Material for this exercise –
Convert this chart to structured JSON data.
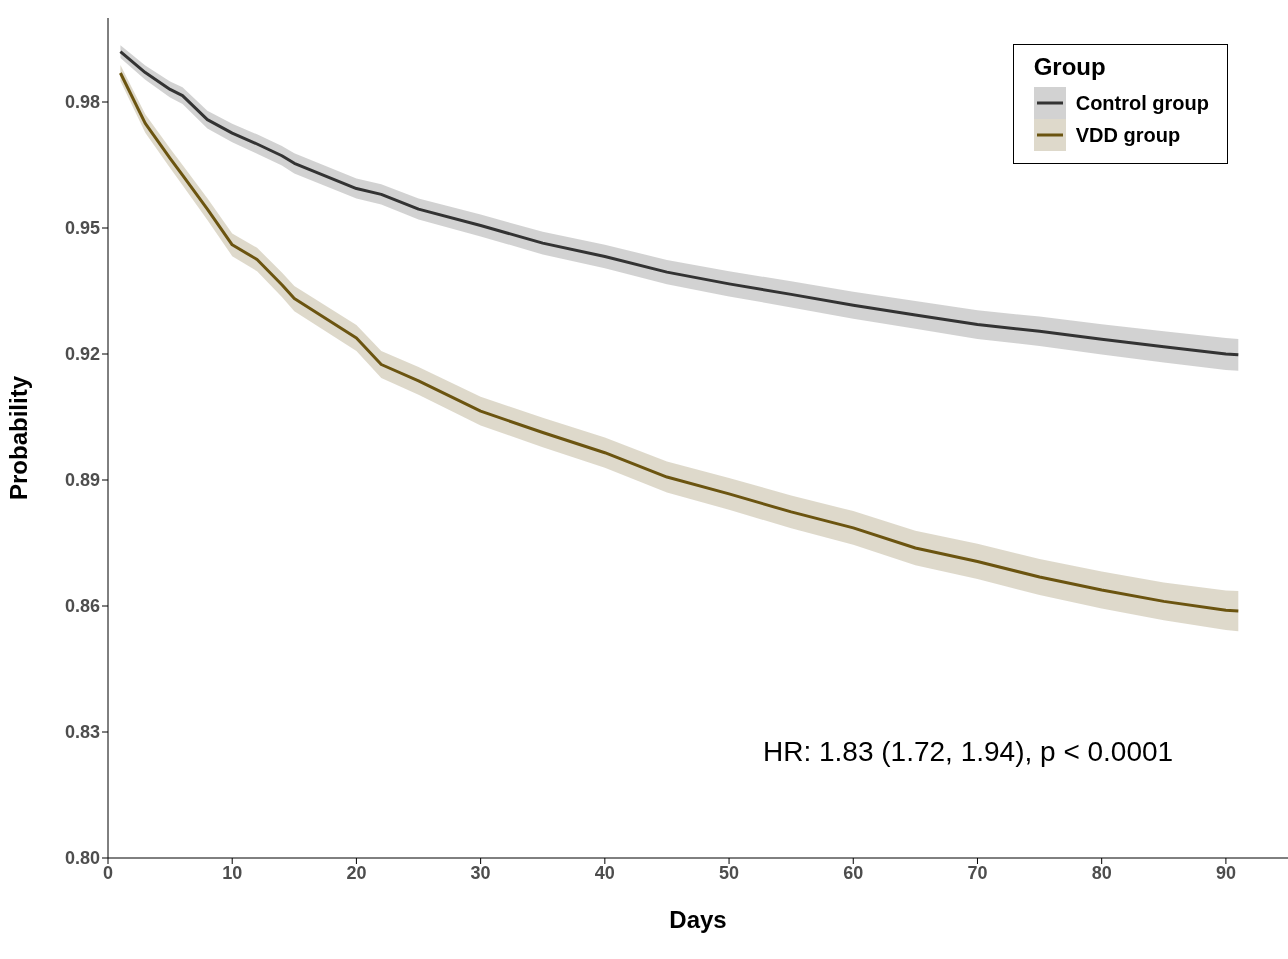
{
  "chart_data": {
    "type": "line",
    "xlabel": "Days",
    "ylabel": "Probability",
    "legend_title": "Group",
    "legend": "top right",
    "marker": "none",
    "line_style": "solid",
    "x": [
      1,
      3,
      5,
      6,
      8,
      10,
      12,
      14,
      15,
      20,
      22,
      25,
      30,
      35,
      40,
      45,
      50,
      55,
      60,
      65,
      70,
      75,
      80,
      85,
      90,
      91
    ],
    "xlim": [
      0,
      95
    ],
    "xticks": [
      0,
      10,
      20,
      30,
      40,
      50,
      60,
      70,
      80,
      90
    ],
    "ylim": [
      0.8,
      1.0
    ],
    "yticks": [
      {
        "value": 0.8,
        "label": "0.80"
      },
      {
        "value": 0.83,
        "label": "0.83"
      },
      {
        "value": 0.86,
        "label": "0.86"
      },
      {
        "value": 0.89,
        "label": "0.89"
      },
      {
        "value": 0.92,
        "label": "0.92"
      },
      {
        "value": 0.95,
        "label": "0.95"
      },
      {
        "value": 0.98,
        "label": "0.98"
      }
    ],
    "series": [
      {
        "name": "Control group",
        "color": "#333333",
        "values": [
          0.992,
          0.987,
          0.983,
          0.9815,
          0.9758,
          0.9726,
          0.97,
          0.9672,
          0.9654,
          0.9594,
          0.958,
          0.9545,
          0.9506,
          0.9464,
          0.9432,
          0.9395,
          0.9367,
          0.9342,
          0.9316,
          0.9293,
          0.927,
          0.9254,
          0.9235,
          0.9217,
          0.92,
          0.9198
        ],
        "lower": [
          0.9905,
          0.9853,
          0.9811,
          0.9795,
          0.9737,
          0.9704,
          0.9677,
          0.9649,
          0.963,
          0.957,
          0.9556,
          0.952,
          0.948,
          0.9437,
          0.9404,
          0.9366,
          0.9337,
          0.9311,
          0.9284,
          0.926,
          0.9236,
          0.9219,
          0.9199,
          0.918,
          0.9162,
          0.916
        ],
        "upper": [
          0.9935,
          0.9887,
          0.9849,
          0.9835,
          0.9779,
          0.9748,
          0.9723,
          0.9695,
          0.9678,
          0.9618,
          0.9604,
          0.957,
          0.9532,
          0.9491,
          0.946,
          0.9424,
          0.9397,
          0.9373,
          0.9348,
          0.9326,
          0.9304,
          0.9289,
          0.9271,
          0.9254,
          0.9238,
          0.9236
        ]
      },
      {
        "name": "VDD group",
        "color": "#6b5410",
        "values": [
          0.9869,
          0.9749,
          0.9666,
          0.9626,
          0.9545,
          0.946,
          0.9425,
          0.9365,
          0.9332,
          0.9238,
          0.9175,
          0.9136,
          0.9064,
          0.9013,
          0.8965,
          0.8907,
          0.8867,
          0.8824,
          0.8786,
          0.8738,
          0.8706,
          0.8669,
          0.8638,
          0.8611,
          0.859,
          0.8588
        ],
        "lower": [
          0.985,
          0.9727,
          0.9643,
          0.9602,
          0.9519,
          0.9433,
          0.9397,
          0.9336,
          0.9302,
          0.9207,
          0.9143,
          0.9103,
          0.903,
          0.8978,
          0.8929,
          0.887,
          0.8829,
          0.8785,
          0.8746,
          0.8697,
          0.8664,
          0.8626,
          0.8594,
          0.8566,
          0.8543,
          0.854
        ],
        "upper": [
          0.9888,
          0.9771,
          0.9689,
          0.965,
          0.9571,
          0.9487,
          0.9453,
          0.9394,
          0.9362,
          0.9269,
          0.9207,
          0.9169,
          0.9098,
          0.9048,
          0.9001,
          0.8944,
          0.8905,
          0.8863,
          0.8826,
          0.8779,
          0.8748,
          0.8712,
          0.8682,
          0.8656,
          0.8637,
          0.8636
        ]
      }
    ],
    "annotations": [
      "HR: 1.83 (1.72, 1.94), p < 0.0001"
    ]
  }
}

Work to do – Pictures are excluded; repeat every record exactly.

Full response –
Convert this chart to structured JSON data.
{
  "chart_data": {
    "type": "line",
    "xlabel": "Days",
    "ylabel": "Probability",
    "legend_title": "Group",
    "legend": "top right",
    "marker": "none",
    "line_style": "solid",
    "x": [
      1,
      3,
      5,
      6,
      8,
      10,
      12,
      14,
      15,
      20,
      22,
      25,
      30,
      35,
      40,
      45,
      50,
      55,
      60,
      65,
      70,
      75,
      80,
      85,
      90,
      91
    ],
    "xlim": [
      0,
      95
    ],
    "xticks": [
      0,
      10,
      20,
      30,
      40,
      50,
      60,
      70,
      80,
      90
    ],
    "ylim": [
      0.8,
      1.0
    ],
    "yticks": [
      {
        "value": 0.8,
        "label": "0.80"
      },
      {
        "value": 0.83,
        "label": "0.83"
      },
      {
        "value": 0.86,
        "label": "0.86"
      },
      {
        "value": 0.89,
        "label": "0.89"
      },
      {
        "value": 0.92,
        "label": "0.92"
      },
      {
        "value": 0.95,
        "label": "0.95"
      },
      {
        "value": 0.98,
        "label": "0.98"
      }
    ],
    "series": [
      {
        "name": "Control group",
        "color": "#333333",
        "values": [
          0.992,
          0.987,
          0.983,
          0.9815,
          0.9758,
          0.9726,
          0.97,
          0.9672,
          0.9654,
          0.9594,
          0.958,
          0.9545,
          0.9506,
          0.9464,
          0.9432,
          0.9395,
          0.9367,
          0.9342,
          0.9316,
          0.9293,
          0.927,
          0.9254,
          0.9235,
          0.9217,
          0.92,
          0.9198
        ],
        "lower": [
          0.9905,
          0.9853,
          0.9811,
          0.9795,
          0.9737,
          0.9704,
          0.9677,
          0.9649,
          0.963,
          0.957,
          0.9556,
          0.952,
          0.948,
          0.9437,
          0.9404,
          0.9366,
          0.9337,
          0.9311,
          0.9284,
          0.926,
          0.9236,
          0.9219,
          0.9199,
          0.918,
          0.9162,
          0.916
        ],
        "upper": [
          0.9935,
          0.9887,
          0.9849,
          0.9835,
          0.9779,
          0.9748,
          0.9723,
          0.9695,
          0.9678,
          0.9618,
          0.9604,
          0.957,
          0.9532,
          0.9491,
          0.946,
          0.9424,
          0.9397,
          0.9373,
          0.9348,
          0.9326,
          0.9304,
          0.9289,
          0.9271,
          0.9254,
          0.9238,
          0.9236
        ]
      },
      {
        "name": "VDD group",
        "color": "#6b5410",
        "values": [
          0.9869,
          0.9749,
          0.9666,
          0.9626,
          0.9545,
          0.946,
          0.9425,
          0.9365,
          0.9332,
          0.9238,
          0.9175,
          0.9136,
          0.9064,
          0.9013,
          0.8965,
          0.8907,
          0.8867,
          0.8824,
          0.8786,
          0.8738,
          0.8706,
          0.8669,
          0.8638,
          0.8611,
          0.859,
          0.8588
        ],
        "lower": [
          0.985,
          0.9727,
          0.9643,
          0.9602,
          0.9519,
          0.9433,
          0.9397,
          0.9336,
          0.9302,
          0.9207,
          0.9143,
          0.9103,
          0.903,
          0.8978,
          0.8929,
          0.887,
          0.8829,
          0.8785,
          0.8746,
          0.8697,
          0.8664,
          0.8626,
          0.8594,
          0.8566,
          0.8543,
          0.854
        ],
        "upper": [
          0.9888,
          0.9771,
          0.9689,
          0.965,
          0.9571,
          0.9487,
          0.9453,
          0.9394,
          0.9362,
          0.9269,
          0.9207,
          0.9169,
          0.9098,
          0.9048,
          0.9001,
          0.8944,
          0.8905,
          0.8863,
          0.8826,
          0.8779,
          0.8748,
          0.8712,
          0.8682,
          0.8656,
          0.8637,
          0.8636
        ]
      }
    ],
    "annotations": [
      "HR: 1.83 (1.72, 1.94), p < 0.0001"
    ]
  }
}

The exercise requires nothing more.